▶ PROBLEM REQUIREMENTS: Give the listing again in full, exactly as written.

— START OF PROVIDED MATERIAL —

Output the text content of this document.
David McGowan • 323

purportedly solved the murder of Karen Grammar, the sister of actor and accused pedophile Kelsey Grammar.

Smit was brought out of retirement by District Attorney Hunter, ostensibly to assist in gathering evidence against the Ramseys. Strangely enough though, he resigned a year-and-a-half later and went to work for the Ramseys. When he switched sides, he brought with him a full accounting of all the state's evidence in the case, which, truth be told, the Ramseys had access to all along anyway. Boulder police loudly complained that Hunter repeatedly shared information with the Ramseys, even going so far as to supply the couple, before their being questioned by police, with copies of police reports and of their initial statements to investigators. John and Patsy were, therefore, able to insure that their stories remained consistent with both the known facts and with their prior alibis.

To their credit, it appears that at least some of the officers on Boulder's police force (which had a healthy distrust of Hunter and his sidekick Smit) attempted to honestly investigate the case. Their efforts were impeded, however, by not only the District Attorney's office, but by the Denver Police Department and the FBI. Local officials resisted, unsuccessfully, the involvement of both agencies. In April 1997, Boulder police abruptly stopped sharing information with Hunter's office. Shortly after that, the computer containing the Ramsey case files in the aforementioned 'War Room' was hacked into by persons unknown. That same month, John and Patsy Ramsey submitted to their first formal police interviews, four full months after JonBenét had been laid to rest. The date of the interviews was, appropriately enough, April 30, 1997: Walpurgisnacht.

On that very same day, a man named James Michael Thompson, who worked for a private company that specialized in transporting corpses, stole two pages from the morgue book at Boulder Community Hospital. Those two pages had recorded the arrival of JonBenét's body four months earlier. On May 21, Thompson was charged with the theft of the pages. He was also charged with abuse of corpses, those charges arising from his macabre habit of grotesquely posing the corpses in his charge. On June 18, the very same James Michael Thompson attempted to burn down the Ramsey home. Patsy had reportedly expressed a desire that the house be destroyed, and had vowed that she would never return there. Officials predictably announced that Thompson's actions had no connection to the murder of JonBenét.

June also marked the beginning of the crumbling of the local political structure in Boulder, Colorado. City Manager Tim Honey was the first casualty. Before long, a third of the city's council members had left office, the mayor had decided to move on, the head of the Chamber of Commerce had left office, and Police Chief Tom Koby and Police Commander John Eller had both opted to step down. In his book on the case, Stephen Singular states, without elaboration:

— END OF PROVIDED MATERIAL —

▶ TASK RESPONSE:
Output the text content of this document.
David McGowan • 323

purportedly solved the murder of Karen Grammar, the sister of actor and accused pedophile Kelsey Grammar.

Smit was brought out of retirement by District Attorney Hunter, ostensibly to assist in gathering evidence against the Ramseys. Strangely enough though, he resigned a year-and-a-half later and went to work for the Ramseys. When he switched sides, he brought with him a full accounting of all the state's evidence in the case, which, truth be told, the Ramseys had access to all along anyway. Boulder police loudly complained that Hunter repeatedly shared information with the Ramseys, even going so far as to supply the couple, before their being questioned by police, with copies of police reports and of their initial statements to investigators. John and Patsy were, therefore, able to insure that their stories remained consistent with both the known facts and with their prior alibis.

To their credit, it appears that at least some of the officers on Boulder's police force (which had a healthy distrust of Hunter and his sidekick Smit) attempted to honestly investigate the case. Their efforts were impeded, however, by not only the District Attorney's office, but by the Denver Police Department and the FBI. Local officials resisted, unsuccessfully, the involvement of both agencies. In April 1997, Boulder police abruptly stopped sharing information with Hunter's office. Shortly after that, the computer containing the Ramsey case files in the aforementioned 'War Room' was hacked into by persons unknown. That same month, John and Patsy Ramsey submitted to their first formal police interviews, four full months after JonBenét had been laid to rest. The date of the interviews was, appropriately enough, April 30, 1997: Walpurgisnacht.

On that very same day, a man named James Michael Thompson, who worked for a private company that specialized in transporting corpses, stole two pages from the morgue book at Boulder Community Hospital. Those two pages had recorded the arrival of JonBenét's body four months earlier. On May 21, Thompson was charged with the theft of the pages. He was also charged with abuse of corpses, those charges arising from his macabre habit of grotesquely posing the corpses in his charge. On June 18, the very same James Michael Thompson attempted to burn down the Ramsey home. Patsy had reportedly expressed a desire that the house be destroyed, and had vowed that she would never return there. Officials predictably announced that Thompson's actions had no connection to the murder of JonBenét.

June also marked the beginning of the crumbling of the local political structure in Boulder, Colorado. City Manager Tim Honey was the first casualty. Before long, a third of the city's council members had left office, the mayor had decided to move on, the head of the Chamber of Commerce had left office, and Police Chief Tom Koby and Police Commander John Eller had both opted to step down. In his book on the case, Stephen Singular states, without elaboration:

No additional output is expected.